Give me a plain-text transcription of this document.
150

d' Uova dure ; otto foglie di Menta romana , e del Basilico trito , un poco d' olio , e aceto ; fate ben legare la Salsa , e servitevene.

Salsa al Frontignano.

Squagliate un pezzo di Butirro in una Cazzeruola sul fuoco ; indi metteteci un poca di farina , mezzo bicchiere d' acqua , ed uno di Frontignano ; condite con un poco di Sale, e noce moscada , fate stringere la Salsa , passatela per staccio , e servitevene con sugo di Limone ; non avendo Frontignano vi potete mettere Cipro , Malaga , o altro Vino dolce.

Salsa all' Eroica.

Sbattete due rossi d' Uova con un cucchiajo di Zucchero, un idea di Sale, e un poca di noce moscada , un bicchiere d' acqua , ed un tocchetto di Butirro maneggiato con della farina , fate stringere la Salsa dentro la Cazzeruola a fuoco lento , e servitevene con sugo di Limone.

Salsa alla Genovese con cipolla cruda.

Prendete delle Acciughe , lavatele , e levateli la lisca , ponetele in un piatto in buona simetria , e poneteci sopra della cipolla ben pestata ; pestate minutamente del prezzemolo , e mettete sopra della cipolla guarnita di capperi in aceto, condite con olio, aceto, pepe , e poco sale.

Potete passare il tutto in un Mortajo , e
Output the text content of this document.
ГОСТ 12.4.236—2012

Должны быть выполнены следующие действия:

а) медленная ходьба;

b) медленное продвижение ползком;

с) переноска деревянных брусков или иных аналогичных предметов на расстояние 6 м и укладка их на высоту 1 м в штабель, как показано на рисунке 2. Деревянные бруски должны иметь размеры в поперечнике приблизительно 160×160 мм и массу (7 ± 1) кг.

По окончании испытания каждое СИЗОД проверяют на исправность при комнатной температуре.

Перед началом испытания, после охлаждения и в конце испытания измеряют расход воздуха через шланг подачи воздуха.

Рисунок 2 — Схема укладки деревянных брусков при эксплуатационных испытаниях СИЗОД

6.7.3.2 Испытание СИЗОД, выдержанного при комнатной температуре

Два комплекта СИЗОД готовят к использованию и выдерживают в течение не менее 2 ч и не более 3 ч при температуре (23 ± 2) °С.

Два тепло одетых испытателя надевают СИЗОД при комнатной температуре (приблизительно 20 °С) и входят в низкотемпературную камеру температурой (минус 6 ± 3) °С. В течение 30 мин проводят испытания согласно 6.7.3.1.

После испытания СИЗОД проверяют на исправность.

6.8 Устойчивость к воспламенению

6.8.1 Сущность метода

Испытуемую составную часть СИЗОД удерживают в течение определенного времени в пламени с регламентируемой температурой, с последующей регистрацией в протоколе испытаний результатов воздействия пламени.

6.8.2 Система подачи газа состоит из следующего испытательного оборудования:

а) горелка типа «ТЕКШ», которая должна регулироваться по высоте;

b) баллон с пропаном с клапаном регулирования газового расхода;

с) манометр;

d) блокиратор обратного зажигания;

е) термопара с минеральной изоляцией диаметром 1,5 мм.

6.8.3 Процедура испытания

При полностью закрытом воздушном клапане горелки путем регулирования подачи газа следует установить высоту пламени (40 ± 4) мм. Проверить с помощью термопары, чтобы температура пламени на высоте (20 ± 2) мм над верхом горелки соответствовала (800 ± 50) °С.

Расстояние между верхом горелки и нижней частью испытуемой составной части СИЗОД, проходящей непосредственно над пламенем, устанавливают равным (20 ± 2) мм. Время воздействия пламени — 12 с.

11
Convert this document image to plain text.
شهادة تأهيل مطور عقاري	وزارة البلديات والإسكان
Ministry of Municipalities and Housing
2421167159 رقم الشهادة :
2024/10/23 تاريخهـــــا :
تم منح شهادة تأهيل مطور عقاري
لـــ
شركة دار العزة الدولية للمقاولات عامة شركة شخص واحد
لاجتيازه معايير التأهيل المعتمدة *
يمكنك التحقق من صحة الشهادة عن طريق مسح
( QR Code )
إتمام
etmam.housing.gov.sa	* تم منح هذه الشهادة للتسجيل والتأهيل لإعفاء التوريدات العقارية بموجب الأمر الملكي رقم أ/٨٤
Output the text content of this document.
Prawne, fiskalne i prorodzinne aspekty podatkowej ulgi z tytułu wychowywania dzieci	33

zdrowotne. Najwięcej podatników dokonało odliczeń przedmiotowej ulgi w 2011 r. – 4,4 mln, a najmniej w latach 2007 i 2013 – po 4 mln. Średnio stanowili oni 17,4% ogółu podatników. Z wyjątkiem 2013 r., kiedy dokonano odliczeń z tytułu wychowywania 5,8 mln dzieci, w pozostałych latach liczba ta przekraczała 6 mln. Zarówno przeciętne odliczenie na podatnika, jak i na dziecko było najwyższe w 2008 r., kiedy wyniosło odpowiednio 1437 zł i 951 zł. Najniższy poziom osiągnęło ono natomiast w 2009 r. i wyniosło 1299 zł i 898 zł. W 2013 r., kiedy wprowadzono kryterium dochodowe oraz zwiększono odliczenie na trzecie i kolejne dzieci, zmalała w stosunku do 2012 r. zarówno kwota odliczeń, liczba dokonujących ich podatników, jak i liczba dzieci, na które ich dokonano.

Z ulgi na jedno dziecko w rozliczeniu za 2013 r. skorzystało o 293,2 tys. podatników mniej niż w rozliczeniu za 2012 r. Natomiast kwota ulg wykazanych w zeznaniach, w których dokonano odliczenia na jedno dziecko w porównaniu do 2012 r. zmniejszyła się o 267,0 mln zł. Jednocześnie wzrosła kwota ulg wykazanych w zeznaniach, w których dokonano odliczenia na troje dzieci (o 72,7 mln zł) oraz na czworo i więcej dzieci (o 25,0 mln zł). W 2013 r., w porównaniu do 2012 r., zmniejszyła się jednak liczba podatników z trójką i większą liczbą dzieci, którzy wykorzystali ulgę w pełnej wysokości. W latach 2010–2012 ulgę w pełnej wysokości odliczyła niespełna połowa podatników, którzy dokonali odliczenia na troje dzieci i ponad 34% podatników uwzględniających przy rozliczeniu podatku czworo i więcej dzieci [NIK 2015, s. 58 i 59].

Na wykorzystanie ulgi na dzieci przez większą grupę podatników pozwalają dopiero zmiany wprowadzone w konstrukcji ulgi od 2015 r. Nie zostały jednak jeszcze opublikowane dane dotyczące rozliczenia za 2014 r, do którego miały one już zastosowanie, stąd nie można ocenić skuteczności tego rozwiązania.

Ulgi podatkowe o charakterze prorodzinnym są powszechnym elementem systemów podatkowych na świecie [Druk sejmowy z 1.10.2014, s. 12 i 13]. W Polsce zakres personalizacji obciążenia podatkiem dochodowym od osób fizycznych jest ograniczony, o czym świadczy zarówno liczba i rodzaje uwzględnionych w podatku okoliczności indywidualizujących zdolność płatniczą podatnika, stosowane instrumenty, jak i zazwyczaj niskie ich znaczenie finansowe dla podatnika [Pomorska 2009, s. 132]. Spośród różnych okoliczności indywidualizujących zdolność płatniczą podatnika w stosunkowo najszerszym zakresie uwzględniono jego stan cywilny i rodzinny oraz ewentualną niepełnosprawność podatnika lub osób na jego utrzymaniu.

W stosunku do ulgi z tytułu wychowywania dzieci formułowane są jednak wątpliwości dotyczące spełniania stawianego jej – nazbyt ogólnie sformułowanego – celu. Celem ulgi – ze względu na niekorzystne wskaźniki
━━━━━━━━━━━━━━━━
◆ Task brief: Give the count of lines that hold the word "подачи", with nothing added.

◆ The reply: 3